Saved entries:

────

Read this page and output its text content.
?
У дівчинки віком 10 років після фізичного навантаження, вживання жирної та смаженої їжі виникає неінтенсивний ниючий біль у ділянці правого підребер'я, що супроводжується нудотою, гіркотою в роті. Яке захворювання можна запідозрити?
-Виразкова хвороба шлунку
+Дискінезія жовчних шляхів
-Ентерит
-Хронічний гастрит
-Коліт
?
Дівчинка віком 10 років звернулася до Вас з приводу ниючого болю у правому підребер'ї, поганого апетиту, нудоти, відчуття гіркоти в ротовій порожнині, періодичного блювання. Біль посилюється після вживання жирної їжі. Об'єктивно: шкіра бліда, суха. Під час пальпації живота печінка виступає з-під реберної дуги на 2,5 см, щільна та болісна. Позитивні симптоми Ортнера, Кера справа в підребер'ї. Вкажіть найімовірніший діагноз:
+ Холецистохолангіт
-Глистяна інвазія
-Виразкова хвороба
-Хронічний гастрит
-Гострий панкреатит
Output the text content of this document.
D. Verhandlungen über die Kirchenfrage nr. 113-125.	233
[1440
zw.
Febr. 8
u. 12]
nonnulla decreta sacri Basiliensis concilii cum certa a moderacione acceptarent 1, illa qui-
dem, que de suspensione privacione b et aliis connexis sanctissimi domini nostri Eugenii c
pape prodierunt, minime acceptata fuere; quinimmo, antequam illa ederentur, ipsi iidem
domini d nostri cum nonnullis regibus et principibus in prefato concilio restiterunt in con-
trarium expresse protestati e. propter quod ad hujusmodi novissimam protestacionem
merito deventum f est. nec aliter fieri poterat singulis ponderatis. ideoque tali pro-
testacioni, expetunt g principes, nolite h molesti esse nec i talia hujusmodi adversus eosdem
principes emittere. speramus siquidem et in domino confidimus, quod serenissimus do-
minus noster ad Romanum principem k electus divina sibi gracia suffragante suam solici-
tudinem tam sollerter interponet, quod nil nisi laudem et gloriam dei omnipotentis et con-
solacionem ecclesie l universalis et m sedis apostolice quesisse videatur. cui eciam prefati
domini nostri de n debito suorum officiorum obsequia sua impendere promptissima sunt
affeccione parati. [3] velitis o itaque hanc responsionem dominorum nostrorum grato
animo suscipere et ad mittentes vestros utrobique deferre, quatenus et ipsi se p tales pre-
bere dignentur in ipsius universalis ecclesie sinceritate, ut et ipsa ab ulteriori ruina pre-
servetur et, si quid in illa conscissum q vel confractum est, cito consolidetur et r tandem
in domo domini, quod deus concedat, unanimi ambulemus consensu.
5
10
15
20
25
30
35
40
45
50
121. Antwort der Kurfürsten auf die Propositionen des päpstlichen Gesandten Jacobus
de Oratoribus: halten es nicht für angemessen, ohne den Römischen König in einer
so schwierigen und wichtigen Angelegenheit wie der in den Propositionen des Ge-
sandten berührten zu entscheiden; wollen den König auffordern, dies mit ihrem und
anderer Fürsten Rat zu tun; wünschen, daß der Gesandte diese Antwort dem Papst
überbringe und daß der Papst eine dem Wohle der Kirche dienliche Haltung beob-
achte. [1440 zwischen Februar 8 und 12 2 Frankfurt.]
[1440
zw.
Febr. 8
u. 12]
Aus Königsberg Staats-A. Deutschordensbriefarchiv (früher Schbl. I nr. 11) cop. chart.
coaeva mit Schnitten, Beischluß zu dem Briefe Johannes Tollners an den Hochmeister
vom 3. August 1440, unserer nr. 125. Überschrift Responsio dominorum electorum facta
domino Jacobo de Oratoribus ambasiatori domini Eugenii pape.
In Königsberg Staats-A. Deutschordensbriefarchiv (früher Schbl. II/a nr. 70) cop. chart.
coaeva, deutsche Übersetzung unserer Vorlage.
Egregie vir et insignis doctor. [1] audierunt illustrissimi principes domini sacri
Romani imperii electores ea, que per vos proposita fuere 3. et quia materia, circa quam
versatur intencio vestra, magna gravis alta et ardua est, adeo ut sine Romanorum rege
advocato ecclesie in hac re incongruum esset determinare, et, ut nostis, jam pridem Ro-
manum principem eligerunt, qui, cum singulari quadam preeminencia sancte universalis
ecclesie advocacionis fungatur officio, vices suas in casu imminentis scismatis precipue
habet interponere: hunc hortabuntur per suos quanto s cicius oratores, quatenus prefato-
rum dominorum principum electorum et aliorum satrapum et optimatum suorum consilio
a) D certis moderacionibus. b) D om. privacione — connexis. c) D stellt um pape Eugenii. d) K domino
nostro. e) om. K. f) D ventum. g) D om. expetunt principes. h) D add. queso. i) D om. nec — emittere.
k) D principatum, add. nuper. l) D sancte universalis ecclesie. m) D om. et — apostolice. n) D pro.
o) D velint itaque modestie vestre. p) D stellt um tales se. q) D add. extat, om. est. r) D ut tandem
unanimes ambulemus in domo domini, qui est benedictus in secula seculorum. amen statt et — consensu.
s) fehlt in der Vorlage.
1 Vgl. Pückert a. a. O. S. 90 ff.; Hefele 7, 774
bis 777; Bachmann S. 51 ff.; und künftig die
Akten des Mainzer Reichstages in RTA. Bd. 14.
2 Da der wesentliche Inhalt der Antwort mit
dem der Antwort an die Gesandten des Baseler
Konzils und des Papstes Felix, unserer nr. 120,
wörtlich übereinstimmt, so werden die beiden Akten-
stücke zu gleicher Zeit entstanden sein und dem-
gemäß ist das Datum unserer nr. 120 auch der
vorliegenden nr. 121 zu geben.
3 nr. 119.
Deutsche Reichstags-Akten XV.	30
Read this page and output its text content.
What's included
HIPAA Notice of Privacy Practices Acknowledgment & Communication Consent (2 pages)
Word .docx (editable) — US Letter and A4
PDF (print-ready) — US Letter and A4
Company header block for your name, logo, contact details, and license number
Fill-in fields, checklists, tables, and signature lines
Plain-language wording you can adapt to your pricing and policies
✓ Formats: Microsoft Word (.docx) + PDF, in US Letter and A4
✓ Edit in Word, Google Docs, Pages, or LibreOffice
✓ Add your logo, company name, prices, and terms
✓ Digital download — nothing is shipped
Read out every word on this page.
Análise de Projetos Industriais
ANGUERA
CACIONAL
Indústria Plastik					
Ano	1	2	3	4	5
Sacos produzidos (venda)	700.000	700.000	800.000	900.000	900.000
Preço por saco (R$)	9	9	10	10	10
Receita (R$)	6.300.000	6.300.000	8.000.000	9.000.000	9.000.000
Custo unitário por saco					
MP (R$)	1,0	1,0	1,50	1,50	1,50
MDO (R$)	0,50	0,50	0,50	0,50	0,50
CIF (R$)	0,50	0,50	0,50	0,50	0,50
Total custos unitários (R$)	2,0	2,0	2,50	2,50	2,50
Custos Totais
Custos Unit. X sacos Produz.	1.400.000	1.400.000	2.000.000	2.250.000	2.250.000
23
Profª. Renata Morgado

────

Task statement -> Your answer should be a single number: the count of lines in the data that include the word "pape".

Solution to the problem -> 3